AIM OF THE TASK:
Show every line below where "JSON" can be found.

────────────────

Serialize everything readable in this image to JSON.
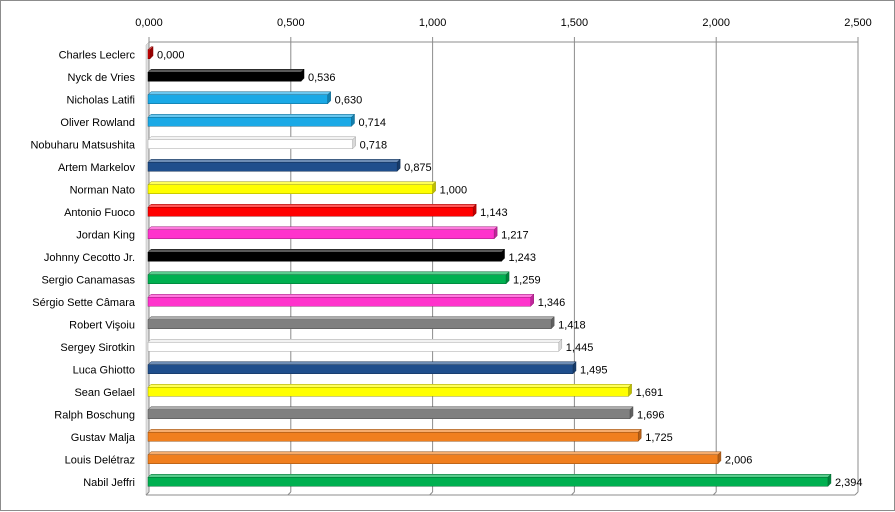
{
  "chart_data": {
    "type": "bar",
    "orientation": "horizontal",
    "title": "",
    "xlabel": "",
    "ylabel": "",
    "xlim": [
      0,
      2.5
    ],
    "x_ticks": [
      "0,000",
      "0,500",
      "1,000",
      "1,500",
      "2,000",
      "2,500"
    ],
    "x_axis_position": "top",
    "grid": true,
    "legend": "none",
    "categories": [
      "Charles Leclerc",
      "Nyck de Vries",
      "Nicholas Latifi",
      "Oliver Rowland",
      "Nobuharu Matsushita",
      "Artem Markelov",
      "Norman Nato",
      "Antonio Fuoco",
      "Jordan King",
      "Johnny Cecotto Jr.",
      "Sergio Canamasas",
      "Sérgio Sette Câmara",
      "Robert Vişoiu",
      "Sergey Sirotkin",
      "Luca Ghiotto",
      "Sean Gelael",
      "Ralph Boschung",
      "Gustav Malja",
      "Louis Delétraz",
      "Nabil Jeffri"
    ],
    "values": [
      0.0,
      0.536,
      0.63,
      0.714,
      0.718,
      0.875,
      1.0,
      1.143,
      1.217,
      1.243,
      1.259,
      1.346,
      1.418,
      1.445,
      1.495,
      1.691,
      1.696,
      1.725,
      2.006,
      2.394
    ],
    "value_labels": [
      "0,000",
      "0,536",
      "0,630",
      "0,714",
      "0,718",
      "0,875",
      "1,000",
      "1,143",
      "1,217",
      "1,243",
      "1,259",
      "1,346",
      "1,418",
      "1,445",
      "1,495",
      "1,691",
      "1,696",
      "1,725",
      "2,006",
      "2,394"
    ],
    "bar_colors": [
      "#cc0000",
      "#000000",
      "#1aa9e6",
      "#1aa9e6",
      "#ffffff",
      "#1f4e8c",
      "#ffff00",
      "#ff0000",
      "#ff33cc",
      "#000000",
      "#00b050",
      "#ff33cc",
      "#808080",
      "#ffffff",
      "#1f4e8c",
      "#ffff00",
      "#808080",
      "#f07f1e",
      "#f07f1e",
      "#00b050"
    ]
  }
}
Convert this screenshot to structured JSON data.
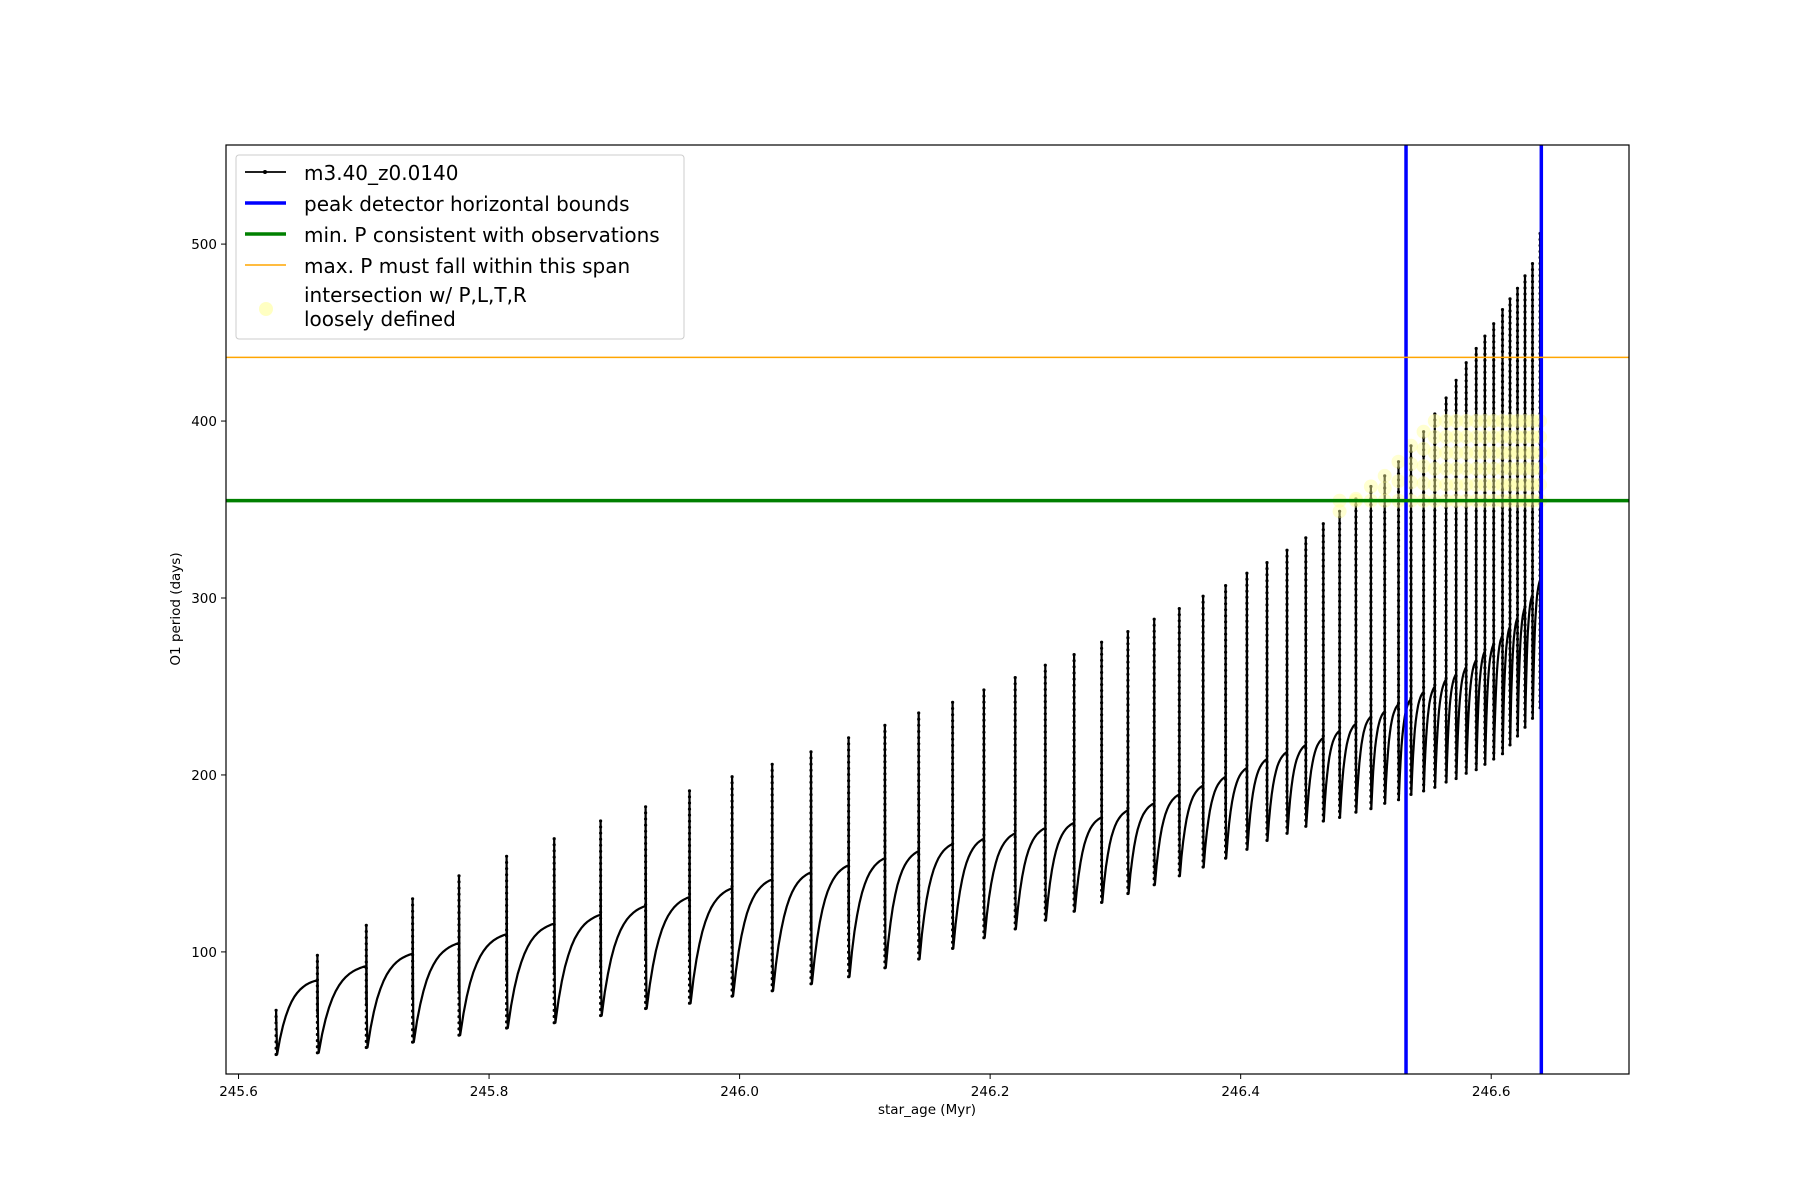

────────────────

RESPONSE TO THIS TASK:
Serialize everything readable in this image to JSON.
Convert this screenshot to structured JSON data.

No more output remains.